__Exercise__: Lines containing the word "from" should be extracted in full.

__Records supplied__:
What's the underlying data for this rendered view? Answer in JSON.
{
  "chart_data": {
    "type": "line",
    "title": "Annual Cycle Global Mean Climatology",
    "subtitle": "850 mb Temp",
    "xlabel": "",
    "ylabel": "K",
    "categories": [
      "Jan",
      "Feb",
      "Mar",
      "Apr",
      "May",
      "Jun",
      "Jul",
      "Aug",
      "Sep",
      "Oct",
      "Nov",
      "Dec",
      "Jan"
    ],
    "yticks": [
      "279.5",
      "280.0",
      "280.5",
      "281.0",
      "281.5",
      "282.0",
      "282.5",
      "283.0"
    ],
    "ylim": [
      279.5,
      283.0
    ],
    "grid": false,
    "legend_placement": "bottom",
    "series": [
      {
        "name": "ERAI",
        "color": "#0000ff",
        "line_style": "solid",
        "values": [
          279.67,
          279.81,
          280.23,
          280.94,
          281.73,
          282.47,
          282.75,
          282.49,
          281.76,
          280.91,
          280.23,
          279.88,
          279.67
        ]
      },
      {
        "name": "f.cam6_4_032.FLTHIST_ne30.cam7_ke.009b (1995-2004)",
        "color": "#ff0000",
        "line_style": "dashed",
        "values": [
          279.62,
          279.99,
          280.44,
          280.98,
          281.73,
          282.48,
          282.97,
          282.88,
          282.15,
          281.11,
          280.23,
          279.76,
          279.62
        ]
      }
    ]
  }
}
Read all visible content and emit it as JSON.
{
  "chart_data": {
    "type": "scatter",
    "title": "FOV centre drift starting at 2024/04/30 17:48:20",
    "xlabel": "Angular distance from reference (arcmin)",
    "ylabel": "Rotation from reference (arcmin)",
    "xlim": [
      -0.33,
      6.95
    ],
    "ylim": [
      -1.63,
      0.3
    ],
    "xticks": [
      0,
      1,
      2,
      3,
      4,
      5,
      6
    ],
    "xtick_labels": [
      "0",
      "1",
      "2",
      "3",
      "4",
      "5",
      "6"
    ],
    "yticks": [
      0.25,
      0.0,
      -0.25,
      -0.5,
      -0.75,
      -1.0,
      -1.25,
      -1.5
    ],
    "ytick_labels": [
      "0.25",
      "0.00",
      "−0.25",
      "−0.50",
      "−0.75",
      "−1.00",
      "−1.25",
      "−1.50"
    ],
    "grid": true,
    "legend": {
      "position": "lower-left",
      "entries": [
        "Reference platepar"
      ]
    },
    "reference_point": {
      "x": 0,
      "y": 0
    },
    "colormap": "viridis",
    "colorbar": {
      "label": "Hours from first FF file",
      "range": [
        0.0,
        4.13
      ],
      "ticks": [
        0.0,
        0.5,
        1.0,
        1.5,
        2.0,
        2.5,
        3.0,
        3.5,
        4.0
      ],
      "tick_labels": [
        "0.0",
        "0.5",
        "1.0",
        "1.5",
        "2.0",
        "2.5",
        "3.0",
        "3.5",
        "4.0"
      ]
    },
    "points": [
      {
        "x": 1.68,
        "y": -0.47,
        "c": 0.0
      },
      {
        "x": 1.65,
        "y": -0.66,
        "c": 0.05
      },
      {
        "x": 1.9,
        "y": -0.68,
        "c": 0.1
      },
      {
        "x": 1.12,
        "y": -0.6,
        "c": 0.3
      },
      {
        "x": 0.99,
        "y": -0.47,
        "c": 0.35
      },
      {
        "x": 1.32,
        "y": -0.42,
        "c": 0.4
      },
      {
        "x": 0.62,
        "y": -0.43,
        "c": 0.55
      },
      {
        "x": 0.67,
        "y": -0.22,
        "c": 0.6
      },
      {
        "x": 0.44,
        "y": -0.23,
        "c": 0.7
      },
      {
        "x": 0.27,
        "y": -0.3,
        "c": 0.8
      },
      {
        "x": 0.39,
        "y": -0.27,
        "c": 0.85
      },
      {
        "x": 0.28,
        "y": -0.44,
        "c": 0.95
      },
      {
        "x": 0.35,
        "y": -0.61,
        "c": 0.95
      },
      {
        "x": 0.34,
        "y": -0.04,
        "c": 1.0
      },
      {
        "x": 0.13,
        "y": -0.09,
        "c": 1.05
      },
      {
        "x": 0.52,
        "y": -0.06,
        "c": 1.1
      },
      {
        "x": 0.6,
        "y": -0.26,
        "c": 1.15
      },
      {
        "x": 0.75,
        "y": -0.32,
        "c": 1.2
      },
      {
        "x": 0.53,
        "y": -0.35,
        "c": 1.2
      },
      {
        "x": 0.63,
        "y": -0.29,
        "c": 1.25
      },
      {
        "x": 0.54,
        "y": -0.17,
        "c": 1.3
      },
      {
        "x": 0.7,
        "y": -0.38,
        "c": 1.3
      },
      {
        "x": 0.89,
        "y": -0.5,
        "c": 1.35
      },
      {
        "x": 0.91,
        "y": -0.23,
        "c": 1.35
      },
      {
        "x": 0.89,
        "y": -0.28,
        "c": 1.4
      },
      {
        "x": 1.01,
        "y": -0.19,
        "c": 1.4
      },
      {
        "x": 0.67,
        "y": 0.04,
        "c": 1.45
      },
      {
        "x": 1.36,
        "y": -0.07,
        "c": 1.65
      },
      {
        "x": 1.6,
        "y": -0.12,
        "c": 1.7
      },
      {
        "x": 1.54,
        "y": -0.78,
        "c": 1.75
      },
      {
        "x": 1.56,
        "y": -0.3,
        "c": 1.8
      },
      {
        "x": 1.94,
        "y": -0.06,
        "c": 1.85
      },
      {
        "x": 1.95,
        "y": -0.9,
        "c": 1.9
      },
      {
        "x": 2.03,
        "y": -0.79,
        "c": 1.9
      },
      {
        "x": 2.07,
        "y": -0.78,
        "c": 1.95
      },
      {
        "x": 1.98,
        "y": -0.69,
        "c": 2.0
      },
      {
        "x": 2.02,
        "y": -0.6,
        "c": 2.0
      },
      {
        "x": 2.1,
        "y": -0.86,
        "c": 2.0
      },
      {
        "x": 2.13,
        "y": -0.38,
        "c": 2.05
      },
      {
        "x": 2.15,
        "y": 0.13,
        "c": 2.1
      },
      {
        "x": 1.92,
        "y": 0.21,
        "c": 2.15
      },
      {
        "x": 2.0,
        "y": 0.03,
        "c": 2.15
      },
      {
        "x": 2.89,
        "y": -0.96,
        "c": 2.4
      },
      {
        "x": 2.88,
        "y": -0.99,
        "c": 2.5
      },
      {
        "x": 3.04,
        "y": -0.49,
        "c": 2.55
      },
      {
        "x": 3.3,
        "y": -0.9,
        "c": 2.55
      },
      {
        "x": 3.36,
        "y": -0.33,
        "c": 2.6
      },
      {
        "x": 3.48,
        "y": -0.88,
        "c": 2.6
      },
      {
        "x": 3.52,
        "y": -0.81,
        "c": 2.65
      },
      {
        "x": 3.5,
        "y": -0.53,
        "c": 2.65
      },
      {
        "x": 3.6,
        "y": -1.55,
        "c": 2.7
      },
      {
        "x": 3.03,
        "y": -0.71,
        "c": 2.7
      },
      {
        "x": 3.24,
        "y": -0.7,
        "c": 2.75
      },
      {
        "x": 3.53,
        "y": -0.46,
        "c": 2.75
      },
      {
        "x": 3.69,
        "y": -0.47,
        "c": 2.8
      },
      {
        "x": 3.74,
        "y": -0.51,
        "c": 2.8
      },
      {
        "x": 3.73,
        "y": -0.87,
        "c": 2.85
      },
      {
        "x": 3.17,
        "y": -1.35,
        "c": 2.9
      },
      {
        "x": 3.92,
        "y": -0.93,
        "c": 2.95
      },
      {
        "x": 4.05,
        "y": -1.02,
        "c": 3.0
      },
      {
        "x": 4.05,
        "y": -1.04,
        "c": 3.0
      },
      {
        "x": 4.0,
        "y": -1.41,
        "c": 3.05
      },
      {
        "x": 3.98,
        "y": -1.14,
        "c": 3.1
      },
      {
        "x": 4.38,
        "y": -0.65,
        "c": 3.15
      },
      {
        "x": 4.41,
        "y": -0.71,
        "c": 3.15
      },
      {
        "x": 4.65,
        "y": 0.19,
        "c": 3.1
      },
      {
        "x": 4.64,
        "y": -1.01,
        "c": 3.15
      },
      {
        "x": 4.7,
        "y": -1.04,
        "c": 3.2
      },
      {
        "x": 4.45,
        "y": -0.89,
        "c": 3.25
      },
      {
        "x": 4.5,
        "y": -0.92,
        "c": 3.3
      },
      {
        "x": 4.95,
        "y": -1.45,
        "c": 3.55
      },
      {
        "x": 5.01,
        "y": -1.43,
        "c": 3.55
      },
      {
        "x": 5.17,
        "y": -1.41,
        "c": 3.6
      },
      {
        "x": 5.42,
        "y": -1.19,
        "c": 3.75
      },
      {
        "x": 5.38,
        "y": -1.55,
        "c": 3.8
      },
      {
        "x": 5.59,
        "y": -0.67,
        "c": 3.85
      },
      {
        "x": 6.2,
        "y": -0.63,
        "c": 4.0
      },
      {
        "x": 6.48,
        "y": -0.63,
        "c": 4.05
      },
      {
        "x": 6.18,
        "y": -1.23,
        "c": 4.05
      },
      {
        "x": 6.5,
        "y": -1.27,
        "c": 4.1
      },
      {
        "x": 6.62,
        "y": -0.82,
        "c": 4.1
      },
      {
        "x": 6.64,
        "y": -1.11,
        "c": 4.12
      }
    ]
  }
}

__Result of the exercise__:
    "xlabel": "Angular distance from reference (arcmin)",
    "ylabel": "Rotation from reference (arcmin)",
      "label": "Hours from first FF file",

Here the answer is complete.